▶ _Task to carry out_
Word for word, restate every line of the material.
## Start
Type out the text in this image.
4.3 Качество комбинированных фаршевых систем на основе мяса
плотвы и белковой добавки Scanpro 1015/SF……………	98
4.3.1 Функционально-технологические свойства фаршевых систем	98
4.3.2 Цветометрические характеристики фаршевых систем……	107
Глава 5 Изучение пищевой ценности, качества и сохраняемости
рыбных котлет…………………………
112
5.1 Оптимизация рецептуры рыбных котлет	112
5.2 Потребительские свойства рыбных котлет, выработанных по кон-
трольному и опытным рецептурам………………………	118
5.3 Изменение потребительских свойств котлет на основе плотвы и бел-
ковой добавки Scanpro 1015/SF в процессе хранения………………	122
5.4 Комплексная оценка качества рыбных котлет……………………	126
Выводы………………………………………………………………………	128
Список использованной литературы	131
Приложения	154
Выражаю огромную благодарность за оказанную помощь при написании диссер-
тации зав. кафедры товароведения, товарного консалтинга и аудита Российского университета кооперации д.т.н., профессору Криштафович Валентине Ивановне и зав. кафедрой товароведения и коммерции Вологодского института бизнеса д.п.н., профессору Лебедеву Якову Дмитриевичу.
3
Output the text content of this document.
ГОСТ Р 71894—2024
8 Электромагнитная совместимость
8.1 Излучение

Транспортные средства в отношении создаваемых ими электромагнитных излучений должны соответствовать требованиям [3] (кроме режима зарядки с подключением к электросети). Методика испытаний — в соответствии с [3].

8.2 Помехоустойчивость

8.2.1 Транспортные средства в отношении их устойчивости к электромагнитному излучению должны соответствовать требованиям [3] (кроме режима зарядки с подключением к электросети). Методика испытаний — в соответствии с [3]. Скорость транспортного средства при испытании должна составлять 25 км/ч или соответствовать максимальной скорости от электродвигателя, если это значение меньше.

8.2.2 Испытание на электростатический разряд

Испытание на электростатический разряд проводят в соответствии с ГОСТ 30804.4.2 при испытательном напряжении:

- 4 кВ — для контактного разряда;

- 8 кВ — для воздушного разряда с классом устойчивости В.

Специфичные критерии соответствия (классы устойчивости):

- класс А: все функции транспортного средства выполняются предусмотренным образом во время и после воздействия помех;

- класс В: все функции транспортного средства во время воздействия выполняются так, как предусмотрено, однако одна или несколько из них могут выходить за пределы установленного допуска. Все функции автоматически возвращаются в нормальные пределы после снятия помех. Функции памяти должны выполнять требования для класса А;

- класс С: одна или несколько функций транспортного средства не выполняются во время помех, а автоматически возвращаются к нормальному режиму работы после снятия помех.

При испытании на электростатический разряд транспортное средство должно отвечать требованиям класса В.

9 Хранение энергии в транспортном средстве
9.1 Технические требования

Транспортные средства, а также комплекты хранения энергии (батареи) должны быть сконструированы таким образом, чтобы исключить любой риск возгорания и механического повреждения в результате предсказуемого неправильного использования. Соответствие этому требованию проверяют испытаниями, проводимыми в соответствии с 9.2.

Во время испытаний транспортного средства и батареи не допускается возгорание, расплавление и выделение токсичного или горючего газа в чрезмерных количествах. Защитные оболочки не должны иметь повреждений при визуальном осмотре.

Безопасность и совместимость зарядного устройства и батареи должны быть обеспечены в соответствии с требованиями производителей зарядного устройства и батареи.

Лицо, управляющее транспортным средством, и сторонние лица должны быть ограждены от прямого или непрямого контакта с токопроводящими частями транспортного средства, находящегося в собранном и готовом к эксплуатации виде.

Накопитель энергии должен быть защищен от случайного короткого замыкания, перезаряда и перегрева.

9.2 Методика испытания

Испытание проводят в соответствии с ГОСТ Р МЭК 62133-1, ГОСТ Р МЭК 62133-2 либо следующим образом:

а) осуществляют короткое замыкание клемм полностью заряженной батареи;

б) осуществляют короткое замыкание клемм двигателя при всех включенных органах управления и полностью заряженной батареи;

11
## End
▶ _Response_
Type out the text in this image.
4.3 Качество комбинированных фаршевых систем на основе мяса
плотвы и белковой добавки Scanpro 1015/SF……………	98
4.3.1 Функционально-технологические свойства фаршевых систем	98
4.3.2 Цветометрические характеристики фаршевых систем……	107
Глава 5 Изучение пищевой ценности, качества и сохраняемости
рыбных котлет…………………………
112
5.1 Оптимизация рецептуры рыбных котлет	112
5.2 Потребительские свойства рыбных котлет, выработанных по кон-
трольному и опытным рецептурам………………………	118
5.3 Изменение потребительских свойств котлет на основе плотвы и бел-
ковой добавки Scanpro 1015/SF в процессе хранения………………	122
5.4 Комплексная оценка качества рыбных котлет……………………	126
Выводы………………………………………………………………………	128
Список использованной литературы	131
Приложения	154
Выражаю огромную благодарность за оказанную помощь при написании диссер-
тации зав. кафедры товароведения, товарного консалтинга и аудита Российского университета кооперации д.т.н., профессору Криштафович Валентине Ивановне и зав. кафедрой товароведения и коммерции Вологодского института бизнеса д.п.н., профессору Лебедеву Якову Дмитриевичу.
3
Output the text content of this document.
ГОСТ Р 71894—2024
8 Электромагнитная совместимость
8.1 Излучение

Транспортные средства в отношении создаваемых ими электромагнитных излучений должны соответствовать требованиям [3] (кроме режима зарядки с подключением к электросети). Методика испытаний — в соответствии с [3].

8.2 Помехоустойчивость

8.2.1 Транспортные средства в отношении их устойчивости к электромагнитному излучению должны соответствовать требованиям [3] (кроме режима зарядки с подключением к электросети). Методика испытаний — в соответствии с [3]. Скорость транспортного средства при испытании должна составлять 25 км/ч или соответствовать максимальной скорости от электродвигателя, если это значение меньше.

8.2.2 Испытание на электростатический разряд

Испытание на электростатический разряд проводят в соответствии с ГОСТ 30804.4.2 при испытательном напряжении:

- 4 кВ — для контактного разряда;

- 8 кВ — для воздушного разряда с классом устойчивости В.

Специфичные критерии соответствия (классы устойчивости):

- класс А: все функции транспортного средства выполняются предусмотренным образом во время и после воздействия помех;

- класс В: все функции транспортного средства во время воздействия выполняются так, как предусмотрено, однако одна или несколько из них могут выходить за пределы установленного допуска. Все функции автоматически возвращаются в нормальные пределы после снятия помех. Функции памяти должны выполнять требования для класса А;

- класс С: одна или несколько функций транспортного средства не выполняются во время помех, а автоматически возвращаются к нормальному режиму работы после снятия помех.

При испытании на электростатический разряд транспортное средство должно отвечать требованиям класса В.

9 Хранение энергии в транспортном средстве
9.1 Технические требования

Транспортные средства, а также комплекты хранения энергии (батареи) должны быть сконструированы таким образом, чтобы исключить любой риск возгорания и механического повреждения в результате предсказуемого неправильного использования. Соответствие этому требованию проверяют испытаниями, проводимыми в соответствии с 9.2.

Во время испытаний транспортного средства и батареи не допускается возгорание, расплавление и выделение токсичного или горючего газа в чрезмерных количествах. Защитные оболочки не должны иметь повреждений при визуальном осмотре.

Безопасность и совместимость зарядного устройства и батареи должны быть обеспечены в соответствии с требованиями производителей зарядного устройства и батареи.

Лицо, управляющее транспортным средством, и сторонние лица должны быть ограждены от прямого или непрямого контакта с токопроводящими частями транспортного средства, находящегося в собранном и готовом к эксплуатации виде.

Накопитель энергии должен быть защищен от случайного короткого замыкания, перезаряда и перегрева.

9.2 Методика испытания

Испытание проводят в соответствии с ГОСТ Р МЭК 62133-1, ГОСТ Р МЭК 62133-2 либо следующим образом:

а) осуществляют короткое замыкание клемм полностью заряженной батареи;

б) осуществляют короткое замыкание клемм двигателя при всех включенных органах управления и полностью заряженной батареи;

11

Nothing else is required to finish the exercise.